• _Exercise objective_: Write back every entry exactly as it reads, with the pictures left behind.

Top of Material for this task

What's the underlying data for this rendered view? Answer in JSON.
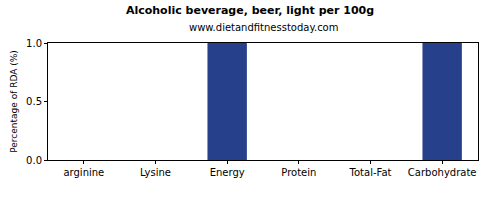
{
  "chart_data": {
    "type": "bar",
    "title": "Alcoholic beverage, beer, light per 100g",
    "subtitle": "www.dietandfitnesstoday.com",
    "y_label": "Percentage of RDA (%)",
    "categories": [
      "arginine",
      "Lysine",
      "Energy",
      "Protein",
      "Total-Fat",
      "Carbohydrate"
    ],
    "values": [
      0,
      0,
      1,
      0,
      0,
      1
    ],
    "color": "#27408b",
    "ylim": [
      0,
      1
    ],
    "yticks": [
      {
        "value": 0,
        "label": "0.0"
      },
      {
        "value": 0.5,
        "label": "0.5"
      },
      {
        "value": 1,
        "label": "1.0"
      }
    ],
    "grid": false
  }
}
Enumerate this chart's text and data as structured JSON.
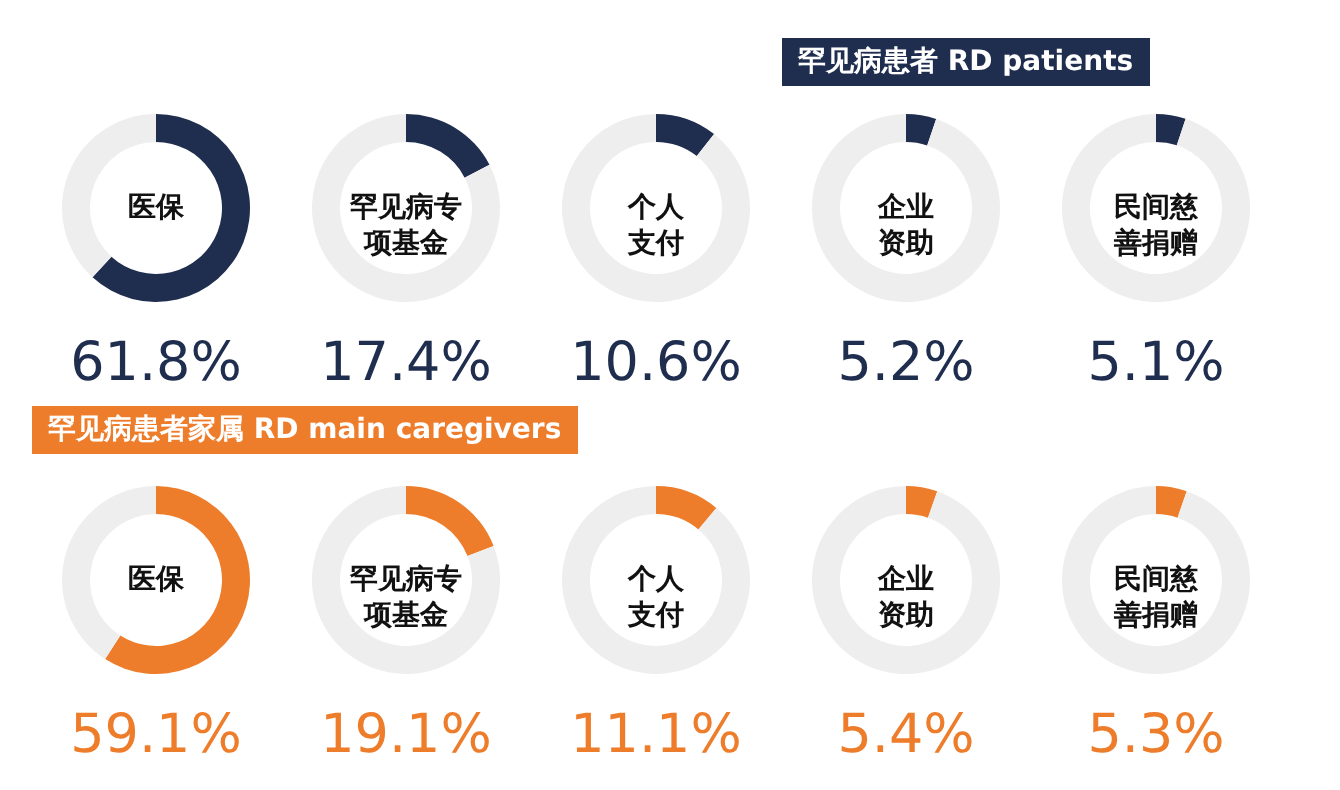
{
  "chart_data": [
    {
      "type": "donut",
      "subtitle": "医保",
      "categories": [
        null,
        null
      ],
      "values": [
        61.8,
        38.2
      ],
      "colors": [
        "#1f2d4e",
        "#eeeeee"
      ],
      "annotations": [
        "61.8%"
      ]
    },
    {
      "type": "donut",
      "subtitle": "罕见病专项基金",
      "categories": [
        null,
        null
      ],
      "values": [
        17.4,
        82.6
      ],
      "colors": [
        "#1f2d4e",
        "#eeeeee"
      ],
      "annotations": [
        "17.4%"
      ]
    },
    {
      "type": "donut",
      "subtitle": "个人支付",
      "categories": [
        null,
        null
      ],
      "values": [
        10.6,
        89.4
      ],
      "colors": [
        "#1f2d4e",
        "#eeeeee"
      ],
      "annotations": [
        "10.6%"
      ]
    },
    {
      "type": "donut",
      "title": "罕见病患者 RD patients",
      "subtitle": "企业资助",
      "categories": [
        null,
        null
      ],
      "values": [
        5.2,
        94.8
      ],
      "colors": [
        "#1f2d4e",
        "#eeeeee"
      ],
      "annotations": [
        "5.2%"
      ]
    },
    {
      "type": "donut",
      "subtitle": "民间慈善捐赠",
      "categories": [
        null,
        null
      ],
      "values": [
        5.1,
        94.9
      ],
      "colors": [
        "#1f2d4e",
        "#eeeeee"
      ],
      "annotations": [
        "5.1%"
      ]
    },
    {
      "type": "donut",
      "title": "罕见病患者家属 RD main caregivers",
      "subtitle": "医保",
      "categories": [
        null,
        null
      ],
      "values": [
        59.1,
        40.9
      ],
      "colors": [
        "#ee7d2b",
        "#eeeeee"
      ],
      "annotations": [
        "59.1%"
      ]
    },
    {
      "type": "donut",
      "subtitle": "罕见病专项基金",
      "categories": [
        null,
        null
      ],
      "values": [
        19.1,
        80.9
      ],
      "colors": [
        "#ee7d2b",
        "#eeeeee"
      ],
      "annotations": [
        "19.1%"
      ]
    },
    {
      "type": "donut",
      "subtitle": "个人支付",
      "categories": [
        null,
        null
      ],
      "values": [
        11.1,
        88.9
      ],
      "colors": [
        "#ee7d2b",
        "#eeeeee"
      ],
      "annotations": [
        "11.1%"
      ]
    },
    {
      "type": "donut",
      "subtitle": "企业资助",
      "categories": [
        null,
        null
      ],
      "values": [
        5.4,
        94.6
      ],
      "colors": [
        "#ee7d2b",
        "#eeeeee"
      ],
      "annotations": [
        "5.4%"
      ]
    },
    {
      "type": "donut",
      "subtitle": "民间慈善捐赠",
      "categories": [
        null,
        null
      ],
      "values": [
        5.3,
        94.7
      ],
      "colors": [
        "#ee7d2b",
        "#eeeeee"
      ],
      "annotations": [
        "5.3%"
      ]
    }
  ]
}
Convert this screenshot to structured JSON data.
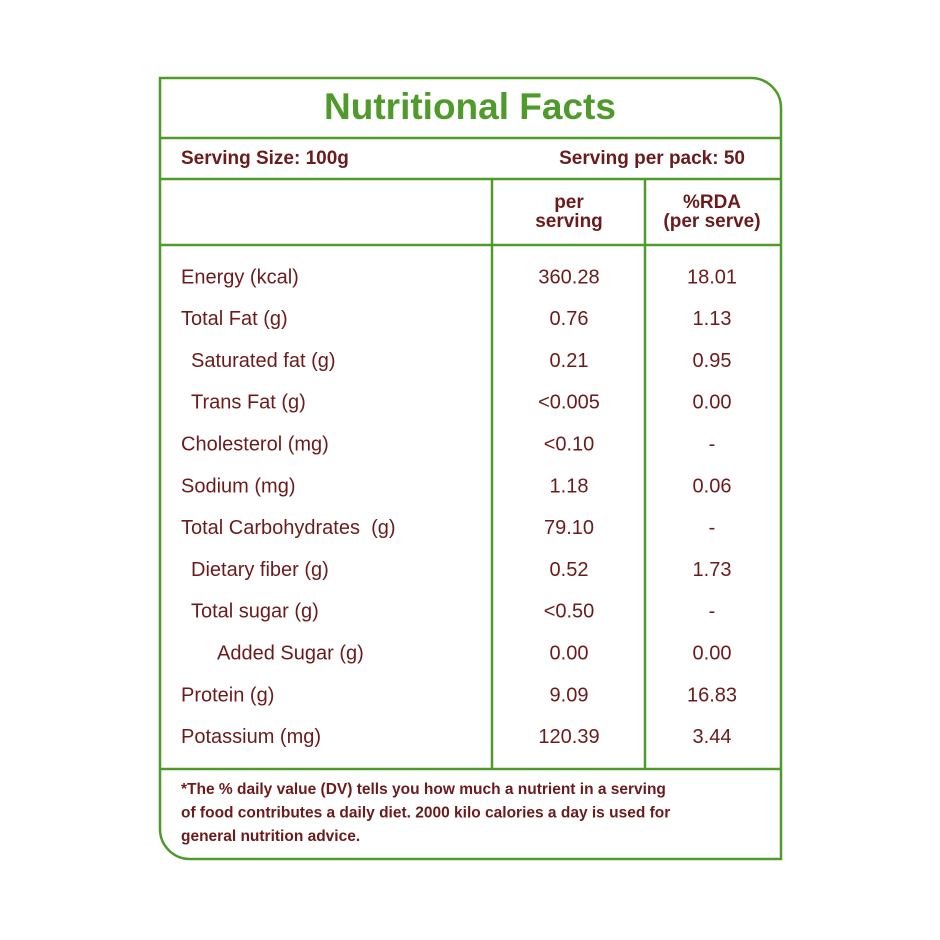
{
  "title": "Nutritional Facts",
  "serving_size": "Serving Size: 100g",
  "servings_per_pack": "Serving per pack: 50",
  "table": {
    "headers": [
      [
        "per",
        "serving"
      ],
      [
        "%RDA",
        "(per serve)"
      ]
    ],
    "rows": [
      {
        "name": "Energy (kcal)",
        "indent": 0,
        "per_serving": "360.28",
        "rda": "18.01"
      },
      {
        "name": "Total Fat (g)",
        "indent": 0,
        "per_serving": "0.76",
        "rda": "1.13"
      },
      {
        "name": "Saturated fat (g)",
        "indent": 1,
        "per_serving": "0.21",
        "rda": "0.95"
      },
      {
        "name": "Trans Fat (g)",
        "indent": 1,
        "per_serving": "<0.005",
        "rda": "0.00"
      },
      {
        "name": "Cholesterol (mg)",
        "indent": 0,
        "per_serving": "<0.10",
        "rda": "-"
      },
      {
        "name": "Sodium (mg)",
        "indent": 0,
        "per_serving": "1.18",
        "rda": "0.06"
      },
      {
        "name": "Total Carbohydrates  (g)",
        "indent": 0,
        "per_serving": "79.10",
        "rda": "-"
      },
      {
        "name": "Dietary fiber (g)",
        "indent": 1,
        "per_serving": "0.52",
        "rda": "1.73"
      },
      {
        "name": "Total sugar (g)",
        "indent": 1,
        "per_serving": "<0.50",
        "rda": "-"
      },
      {
        "name": "Added Sugar (g)",
        "indent": 2,
        "per_serving": "0.00",
        "rda": "0.00"
      },
      {
        "name": "Protein (g)",
        "indent": 0,
        "per_serving": "9.09",
        "rda": "16.83"
      },
      {
        "name": "Potassium (mg)",
        "indent": 0,
        "per_serving": "120.39",
        "rda": "3.44"
      }
    ]
  },
  "footnote": [
    "*The % daily value (DV) tells you how much a nutrient in a serving",
    "of food contributes a daily diet. 2000 kilo calories a day is used for",
    "general nutrition advice."
  ]
}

Bottom of Material for this task

• _Exercise response_:
What's the underlying data for this rendered view? Answer in JSON.
{
  "chart_data": {
    "type": "bar",
    "title": "Alcoholic beverage, beer, light per 100g",
    "subtitle": "www.dietandfitnesstoday.com",
    "y_label": "Percentage of RDA (%)",
    "categories": [
      "arginine",
      "Lysine",
      "Energy",
      "Protein",
      "Total-Fat",
      "Carbohydrate"
    ],
    "values": [
      0,
      0,
      1,
      0,
      0,
      1
    ],
    "color": "#27408b",
    "ylim": [
      0,
      1
    ],
    "yticks": [
      {
        "value": 0,
        "label": "0.0"
      },
      {
        "value": 0.5,
        "label": "0.5"
      },
      {
        "value": 1,
        "label": "1.0"
      }
    ],
    "grid": false
  }
}
Enumerate this chart's text and data as structured JSON.
{
  "chart_data": [
    {
      "type": "donut",
      "subtitle": "医保",
      "categories": [
        null,
        null
      ],
      "values": [
        61.8,
        38.2
      ],
      "colors": [
        "#1f2d4e",
        "#eeeeee"
      ],
      "annotations": [
        "61.8%"
      ]
    },
    {
      "type": "donut",
      "subtitle": "罕见病专项基金",
      "categories": [
        null,
        null
      ],
      "values": [
        17.4,
        82.6
      ],
      "colors": [
        "#1f2d4e",
        "#eeeeee"
      ],
      "annotations": [
        "17.4%"
      ]
    },
    {
      "type": "donut",
      "subtitle": "个人支付",
      "categories": [
        null,
        null
      ],
      "values": [
        10.6,
        89.4
      ],
      "colors": [
        "#1f2d4e",
        "#eeeeee"
      ],
      "annotations": [
        "10.6%"
      ]
    },
    {
      "type": "donut",
      "title": "罕见病患者 RD patients",
      "subtitle": "企业资助",
      "categories": [
        null,
        null
      ],
      "values": [
        5.2,
        94.8
      ],
      "colors": [
        "#1f2d4e",
        "#eeeeee"
      ],
      "annotations": [
        "5.2%"
      ]
    },
    {
      "type": "donut",
      "subtitle": "民间慈善捐赠",
      "categories": [
        null,
        null
      ],
      "values": [
        5.1,
        94.9
      ],
      "colors": [
        "#1f2d4e",
        "#eeeeee"
      ],
      "annotations": [
        "5.1%"
      ]
    },
    {
      "type": "donut",
      "title": "罕见病患者家属 RD main caregivers",
      "subtitle": "医保",
      "categories": [
        null,
        null
      ],
      "values": [
        59.1,
        40.9
      ],
      "colors": [
        "#ee7d2b",
        "#eeeeee"
      ],
      "annotations": [
        "59.1%"
      ]
    },
    {
      "type": "donut",
      "subtitle": "罕见病专项基金",
      "categories": [
        null,
        null
      ],
      "values": [
        19.1,
        80.9
      ],
      "colors": [
        "#ee7d2b",
        "#eeeeee"
      ],
      "annotations": [
        "19.1%"
      ]
    },
    {
      "type": "donut",
      "subtitle": "个人支付",
      "categories": [
        null,
        null
      ],
      "values": [
        11.1,
        88.9
      ],
      "colors": [
        "#ee7d2b",
        "#eeeeee"
      ],
      "annotations": [
        "11.1%"
      ]
    },
    {
      "type": "donut",
      "subtitle": "企业资助",
      "categories": [
        null,
        null
      ],
      "values": [
        5.4,
        94.6
      ],
      "colors": [
        "#ee7d2b",
        "#eeeeee"
      ],
      "annotations": [
        "5.4%"
      ]
    },
    {
      "type": "donut",
      "subtitle": "民间慈善捐赠",
      "categories": [
        null,
        null
      ],
      "values": [
        5.3,
        94.7
      ],
      "colors": [
        "#ee7d2b",
        "#eeeeee"
      ],
      "annotations": [
        "5.3%"
      ]
    }
  ]
}
Convert this screenshot to structured JSON data.
{
  "title": "Nutritional Facts",
  "serving_size": "Serving Size: 100g",
  "servings_per_pack": "Serving per pack: 50",
  "table": {
    "headers": [
      [
        "per",
        "serving"
      ],
      [
        "%RDA",
        "(per serve)"
      ]
    ],
    "rows": [
      {
        "name": "Energy (kcal)",
        "indent": 0,
        "per_serving": "360.28",
        "rda": "18.01"
      },
      {
        "name": "Total Fat (g)",
        "indent": 0,
        "per_serving": "0.76",
        "rda": "1.13"
      },
      {
        "name": "Saturated fat (g)",
        "indent": 1,
        "per_serving": "0.21",
        "rda": "0.95"
      },
      {
        "name": "Trans Fat (g)",
        "indent": 1,
        "per_serving": "<0.005",
        "rda": "0.00"
      },
      {
        "name": "Cholesterol (mg)",
        "indent": 0,
        "per_serving": "<0.10",
        "rda": "-"
      },
      {
        "name": "Sodium (mg)",
        "indent": 0,
        "per_serving": "1.18",
        "rda": "0.06"
      },
      {
        "name": "Total Carbohydrates  (g)",
        "indent": 0,
        "per_serving": "79.10",
        "rda": "-"
      },
      {
        "name": "Dietary fiber (g)",
        "indent": 1,
        "per_serving": "0.52",
        "rda": "1.73"
      },
      {
        "name": "Total sugar (g)",
        "indent": 1,
        "per_serving": "<0.50",
        "rda": "-"
      },
      {
        "name": "Added Sugar (g)",
        "indent": 2,
        "per_serving": "0.00",
        "rda": "0.00"
      },
      {
        "name": "Protein (g)",
        "indent": 0,
        "per_serving": "9.09",
        "rda": "16.83"
      },
      {
        "name": "Potassium (mg)",
        "indent": 0,
        "per_serving": "120.39",
        "rda": "3.44"
      }
    ]
  },
  "footnote": [
    "*The % daily value (DV) tells you how much a nutrient in a serving",
    "of food contributes a daily diet. 2000 kilo calories a day is used for",
    "general nutrition advice."
  ]
}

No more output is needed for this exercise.